Short problem
Among the entries that follow, tally the lines with the string "name". Give no more than the number.

Material
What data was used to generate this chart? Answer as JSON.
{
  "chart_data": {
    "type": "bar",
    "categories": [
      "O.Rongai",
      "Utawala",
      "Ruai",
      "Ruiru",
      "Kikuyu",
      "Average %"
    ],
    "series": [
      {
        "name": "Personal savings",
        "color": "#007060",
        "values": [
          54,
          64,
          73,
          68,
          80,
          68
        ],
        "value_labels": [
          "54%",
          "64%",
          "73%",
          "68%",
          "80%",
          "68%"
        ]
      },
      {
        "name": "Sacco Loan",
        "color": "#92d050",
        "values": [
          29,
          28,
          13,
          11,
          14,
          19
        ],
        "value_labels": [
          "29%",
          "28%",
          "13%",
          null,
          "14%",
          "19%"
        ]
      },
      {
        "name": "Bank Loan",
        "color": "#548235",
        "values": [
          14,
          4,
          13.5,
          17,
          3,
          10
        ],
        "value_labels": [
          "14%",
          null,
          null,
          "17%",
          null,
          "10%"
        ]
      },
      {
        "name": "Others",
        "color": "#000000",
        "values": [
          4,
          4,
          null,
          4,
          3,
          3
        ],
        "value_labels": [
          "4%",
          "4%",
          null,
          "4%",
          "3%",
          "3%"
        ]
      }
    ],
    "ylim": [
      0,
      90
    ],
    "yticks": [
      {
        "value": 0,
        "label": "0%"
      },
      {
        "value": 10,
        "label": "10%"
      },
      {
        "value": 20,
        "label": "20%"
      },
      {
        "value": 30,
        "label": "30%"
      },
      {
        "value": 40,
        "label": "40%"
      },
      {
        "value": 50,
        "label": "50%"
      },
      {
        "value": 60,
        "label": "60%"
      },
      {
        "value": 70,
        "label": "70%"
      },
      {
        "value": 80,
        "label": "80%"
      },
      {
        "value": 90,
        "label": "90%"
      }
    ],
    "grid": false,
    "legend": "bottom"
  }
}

Exercise result
4